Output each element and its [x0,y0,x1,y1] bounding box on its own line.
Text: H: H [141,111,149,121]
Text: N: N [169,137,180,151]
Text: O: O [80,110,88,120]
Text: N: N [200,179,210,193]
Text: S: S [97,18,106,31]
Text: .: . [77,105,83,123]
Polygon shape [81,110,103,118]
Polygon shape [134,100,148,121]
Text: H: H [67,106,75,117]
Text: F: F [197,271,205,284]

------

# Work instructions
Print every line of the listing above again, character for character and without any change.

# Task output
Output each element and its [x0,y0,x1,y1] bounding box on its own line.
Text: H: H [141,111,149,121]
Text: N: N [169,137,180,151]
Text: O: O [80,110,88,120]
Text: N: N [200,179,210,193]
Text: S: S [97,18,106,31]
Text: .: . [77,105,83,123]
Polygon shape [81,110,103,118]
Polygon shape [134,100,148,121]
Text: H: H [67,106,75,117]
Text: F: F [197,271,205,284]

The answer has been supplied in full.